--- Start of Material for this exercise ---
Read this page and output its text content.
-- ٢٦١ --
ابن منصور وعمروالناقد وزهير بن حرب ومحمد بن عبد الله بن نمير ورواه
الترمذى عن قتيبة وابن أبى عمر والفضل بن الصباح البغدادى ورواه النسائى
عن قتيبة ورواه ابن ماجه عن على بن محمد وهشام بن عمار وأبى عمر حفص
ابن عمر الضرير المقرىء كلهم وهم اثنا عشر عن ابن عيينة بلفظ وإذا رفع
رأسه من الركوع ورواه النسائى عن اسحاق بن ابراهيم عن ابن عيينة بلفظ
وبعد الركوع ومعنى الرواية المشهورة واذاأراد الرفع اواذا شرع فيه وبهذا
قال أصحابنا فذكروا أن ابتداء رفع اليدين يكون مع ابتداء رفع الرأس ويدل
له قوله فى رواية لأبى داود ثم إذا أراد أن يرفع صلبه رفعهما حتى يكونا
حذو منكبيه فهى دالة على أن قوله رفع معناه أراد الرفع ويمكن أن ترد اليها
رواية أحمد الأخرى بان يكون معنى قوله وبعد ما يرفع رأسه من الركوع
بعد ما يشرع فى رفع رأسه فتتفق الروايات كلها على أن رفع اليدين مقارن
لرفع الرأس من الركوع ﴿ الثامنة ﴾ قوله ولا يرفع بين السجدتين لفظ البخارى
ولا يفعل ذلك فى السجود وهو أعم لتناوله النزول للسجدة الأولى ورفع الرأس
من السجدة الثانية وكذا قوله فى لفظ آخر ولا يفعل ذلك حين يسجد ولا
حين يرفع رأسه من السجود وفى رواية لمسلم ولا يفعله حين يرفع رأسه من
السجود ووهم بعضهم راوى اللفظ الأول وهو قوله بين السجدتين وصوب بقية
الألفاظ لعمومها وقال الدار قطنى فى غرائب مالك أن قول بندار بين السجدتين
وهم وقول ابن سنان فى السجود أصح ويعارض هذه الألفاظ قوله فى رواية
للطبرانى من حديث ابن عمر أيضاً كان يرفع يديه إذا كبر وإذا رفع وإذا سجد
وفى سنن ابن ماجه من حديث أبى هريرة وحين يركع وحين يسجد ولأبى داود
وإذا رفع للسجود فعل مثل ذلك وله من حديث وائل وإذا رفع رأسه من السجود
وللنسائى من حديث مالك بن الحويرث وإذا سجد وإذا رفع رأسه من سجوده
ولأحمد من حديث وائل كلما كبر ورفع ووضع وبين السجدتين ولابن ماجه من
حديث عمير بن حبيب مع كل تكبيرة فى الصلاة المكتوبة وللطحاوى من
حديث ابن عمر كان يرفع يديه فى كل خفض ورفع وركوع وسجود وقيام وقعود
--- End of Material for this exercise ---
What the task requires – Give an exact copy of all the data shown above.

Full answer –
Read this page and output its text content.
-- ٢٦١ --
ابن منصور وعمروالناقد وزهير بن حرب ومحمد بن عبد الله بن نمير ورواه
الترمذى عن قتيبة وابن أبى عمر والفضل بن الصباح البغدادى ورواه النسائى
عن قتيبة ورواه ابن ماجه عن على بن محمد وهشام بن عمار وأبى عمر حفص
ابن عمر الضرير المقرىء كلهم وهم اثنا عشر عن ابن عيينة بلفظ وإذا رفع
رأسه من الركوع ورواه النسائى عن اسحاق بن ابراهيم عن ابن عيينة بلفظ
وبعد الركوع ومعنى الرواية المشهورة واذاأراد الرفع اواذا شرع فيه وبهذا
قال أصحابنا فذكروا أن ابتداء رفع اليدين يكون مع ابتداء رفع الرأس ويدل
له قوله فى رواية لأبى داود ثم إذا أراد أن يرفع صلبه رفعهما حتى يكونا
حذو منكبيه فهى دالة على أن قوله رفع معناه أراد الرفع ويمكن أن ترد اليها
رواية أحمد الأخرى بان يكون معنى قوله وبعد ما يرفع رأسه من الركوع
بعد ما يشرع فى رفع رأسه فتتفق الروايات كلها على أن رفع اليدين مقارن
لرفع الرأس من الركوع ﴿ الثامنة ﴾ قوله ولا يرفع بين السجدتين لفظ البخارى
ولا يفعل ذلك فى السجود وهو أعم لتناوله النزول للسجدة الأولى ورفع الرأس
من السجدة الثانية وكذا قوله فى لفظ آخر ولا يفعل ذلك حين يسجد ولا
حين يرفع رأسه من السجود وفى رواية لمسلم ولا يفعله حين يرفع رأسه من
السجود ووهم بعضهم راوى اللفظ الأول وهو قوله بين السجدتين وصوب بقية
الألفاظ لعمومها وقال الدار قطنى فى غرائب مالك أن قول بندار بين السجدتين
وهم وقول ابن سنان فى السجود أصح ويعارض هذه الألفاظ قوله فى رواية
للطبرانى من حديث ابن عمر أيضاً كان يرفع يديه إذا كبر وإذا رفع وإذا سجد
وفى سنن ابن ماجه من حديث أبى هريرة وحين يركع وحين يسجد ولأبى داود
وإذا رفع للسجود فعل مثل ذلك وله من حديث وائل وإذا رفع رأسه من السجود
وللنسائى من حديث مالك بن الحويرث وإذا سجد وإذا رفع رأسه من سجوده
ولأحمد من حديث وائل كلما كبر ورفع ووضع وبين السجدتين ولابن ماجه من
حديث عمير بن حبيب مع كل تكبيرة فى الصلاة المكتوبة وللطحاوى من
حديث ابن عمر كان يرفع يديه فى كل خفض ورفع وركوع وسجود وقيام وقعود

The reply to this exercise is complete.